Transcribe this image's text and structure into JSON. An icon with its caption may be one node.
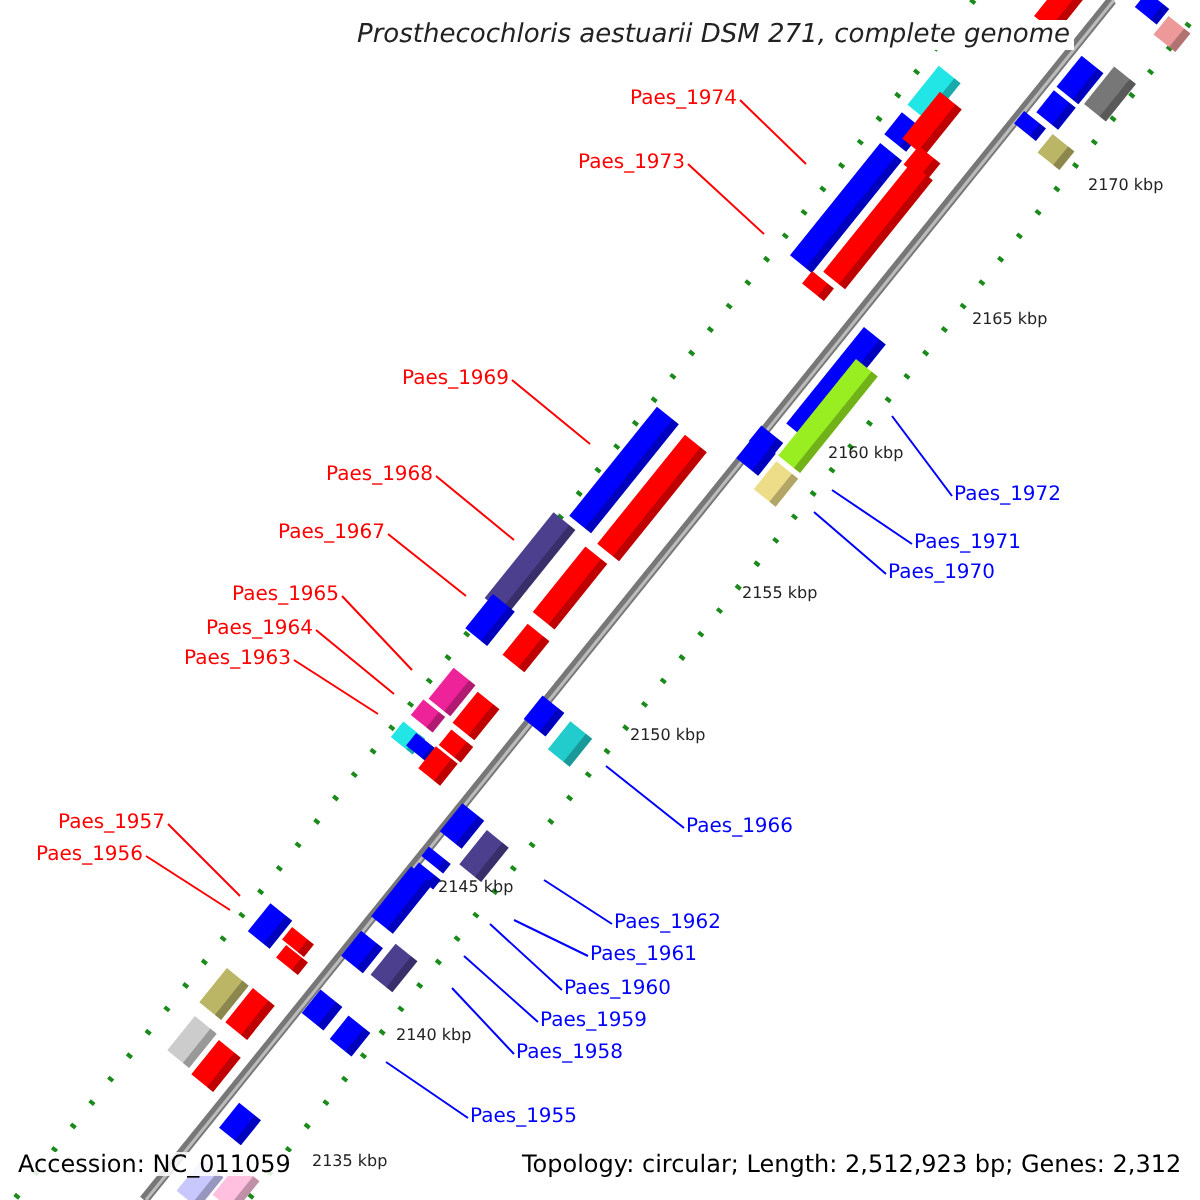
{
  "diagram": {
    "title": "Prosthecochloris aestuarii DSM 271, complete genome",
    "nodes": [
      {
        "text": [
          "Paes_1974"
        ]
      },
      {
        "text": [
          "Paes_1973"
        ]
      },
      {
        "text": [
          "Paes_1969"
        ]
      },
      {
        "text": [
          "Paes_1968"
        ]
      },
      {
        "text": [
          "Paes_1967"
        ]
      },
      {
        "text": [
          "Paes_1972"
        ]
      },
      {
        "text": [
          "Paes_1971"
        ]
      },
      {
        "text": [
          "Paes_1970"
        ]
      },
      {
        "text": [
          "Paes_1965"
        ]
      },
      {
        "text": [
          "Paes_1964"
        ]
      },
      {
        "text": [
          "Paes_1963"
        ]
      },
      {
        "text": [
          "Paes_1966"
        ]
      },
      {
        "text": [
          "Paes_1957"
        ]
      },
      {
        "text": [
          "Paes_1956"
        ]
      },
      {
        "text": [
          "Paes_1962"
        ]
      },
      {
        "text": [
          "Paes_1961"
        ]
      },
      {
        "text": [
          "Paes_1960"
        ]
      },
      {
        "text": [
          "Paes_1959"
        ]
      },
      {
        "text": [
          "Paes_1958"
        ]
      },
      {
        "text": [
          "Paes_1955"
        ]
      }
    ],
    "edges": [
      {
        "from": 0,
        "to": null,
        "arrow": "none"
      },
      {
        "from": 1,
        "to": null,
        "arrow": "none"
      },
      {
        "from": 2,
        "to": null,
        "arrow": "none"
      },
      {
        "from": 3,
        "to": null,
        "arrow": "none"
      },
      {
        "from": 4,
        "to": null,
        "arrow": "none"
      },
      {
        "from": 5,
        "to": null,
        "arrow": "none",
        "color": "#0000ff"
      },
      {
        "from": 6,
        "to": null,
        "arrow": "none",
        "color": "#0000ff"
      },
      {
        "from": 7,
        "to": null,
        "arrow": "none",
        "color": "#0000ff"
      },
      {
        "from": 8,
        "to": null,
        "arrow": "none"
      },
      {
        "from": 9,
        "to": null,
        "arrow": "none"
      },
      {
        "from": 10,
        "to": null,
        "arrow": "none"
      },
      {
        "from": 11,
        "to": null,
        "arrow": "none",
        "color": "#0000ff"
      },
      {
        "from": 12,
        "to": null,
        "arrow": "none"
      },
      {
        "from": 13,
        "to": null,
        "arrow": "none"
      },
      {
        "from": 14,
        "to": null,
        "arrow": "none",
        "color": "#0000ff"
      },
      {
        "from": 15,
        "to": null,
        "arrow": "none",
        "color": "#0000ff"
      },
      {
        "from": 16,
        "to": null,
        "arrow": "none",
        "color": "#0000ff"
      },
      {
        "from": 17,
        "to": null,
        "arrow": "none",
        "color": "#0000ff"
      },
      {
        "from": 18,
        "to": null,
        "arrow": "none",
        "color": "#0000ff"
      },
      {
        "from": 19,
        "to": null,
        "arrow": "none",
        "color": "#0000ff"
      }
    ],
    "labels": [
      "2170 kbp",
      "2165 kbp",
      "2160 kbp",
      "2155 kbp",
      "2150 kbp",
      "2145 kbp",
      "2140 kbp",
      "2135 kbp",
      "Accession: NC_011059",
      "Topology: circular; Length: 2,512,923 bp; Genes: 2,312"
    ]
  }
}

Problem to work on: All of the preceding material should be output verbatim, with the pictures excluded.

The completed task:
Transcribe this image's text and structure into JSON. An icon with its caption may be one node.
{
  "diagram": {
    "title": "Prosthecochloris aestuarii DSM 271, complete genome",
    "nodes": [
      {
        "text": [
          "Paes_1974"
        ]
      },
      {
        "text": [
          "Paes_1973"
        ]
      },
      {
        "text": [
          "Paes_1969"
        ]
      },
      {
        "text": [
          "Paes_1968"
        ]
      },
      {
        "text": [
          "Paes_1967"
        ]
      },
      {
        "text": [
          "Paes_1972"
        ]
      },
      {
        "text": [
          "Paes_1971"
        ]
      },
      {
        "text": [
          "Paes_1970"
        ]
      },
      {
        "text": [
          "Paes_1965"
        ]
      },
      {
        "text": [
          "Paes_1964"
        ]
      },
      {
        "text": [
          "Paes_1963"
        ]
      },
      {
        "text": [
          "Paes_1966"
        ]
      },
      {
        "text": [
          "Paes_1957"
        ]
      },
      {
        "text": [
          "Paes_1956"
        ]
      },
      {
        "text": [
          "Paes_1962"
        ]
      },
      {
        "text": [
          "Paes_1961"
        ]
      },
      {
        "text": [
          "Paes_1960"
        ]
      },
      {
        "text": [
          "Paes_1959"
        ]
      },
      {
        "text": [
          "Paes_1958"
        ]
      },
      {
        "text": [
          "Paes_1955"
        ]
      }
    ],
    "edges": [
      {
        "from": 0,
        "to": null,
        "arrow": "none"
      },
      {
        "from": 1,
        "to": null,
        "arrow": "none"
      },
      {
        "from": 2,
        "to": null,
        "arrow": "none"
      },
      {
        "from": 3,
        "to": null,
        "arrow": "none"
      },
      {
        "from": 4,
        "to": null,
        "arrow": "none"
      },
      {
        "from": 5,
        "to": null,
        "arrow": "none",
        "color": "#0000ff"
      },
      {
        "from": 6,
        "to": null,
        "arrow": "none",
        "color": "#0000ff"
      },
      {
        "from": 7,
        "to": null,
        "arrow": "none",
        "color": "#0000ff"
      },
      {
        "from": 8,
        "to": null,
        "arrow": "none"
      },
      {
        "from": 9,
        "to": null,
        "arrow": "none"
      },
      {
        "from": 10,
        "to": null,
        "arrow": "none"
      },
      {
        "from": 11,
        "to": null,
        "arrow": "none",
        "color": "#0000ff"
      },
      {
        "from": 12,
        "to": null,
        "arrow": "none"
      },
      {
        "from": 13,
        "to": null,
        "arrow": "none"
      },
      {
        "from": 14,
        "to": null,
        "arrow": "none",
        "color": "#0000ff"
      },
      {
        "from": 15,
        "to": null,
        "arrow": "none",
        "color": "#0000ff"
      },
      {
        "from": 16,
        "to": null,
        "arrow": "none",
        "color": "#0000ff"
      },
      {
        "from": 17,
        "to": null,
        "arrow": "none",
        "color": "#0000ff"
      },
      {
        "from": 18,
        "to": null,
        "arrow": "none",
        "color": "#0000ff"
      },
      {
        "from": 19,
        "to": null,
        "arrow": "none",
        "color": "#0000ff"
      }
    ],
    "labels": [
      "2170 kbp",
      "2165 kbp",
      "2160 kbp",
      "2155 kbp",
      "2150 kbp",
      "2145 kbp",
      "2140 kbp",
      "2135 kbp",
      "Accession: NC_011059",
      "Topology: circular; Length: 2,512,923 bp; Genes: 2,312"
    ]
  }
}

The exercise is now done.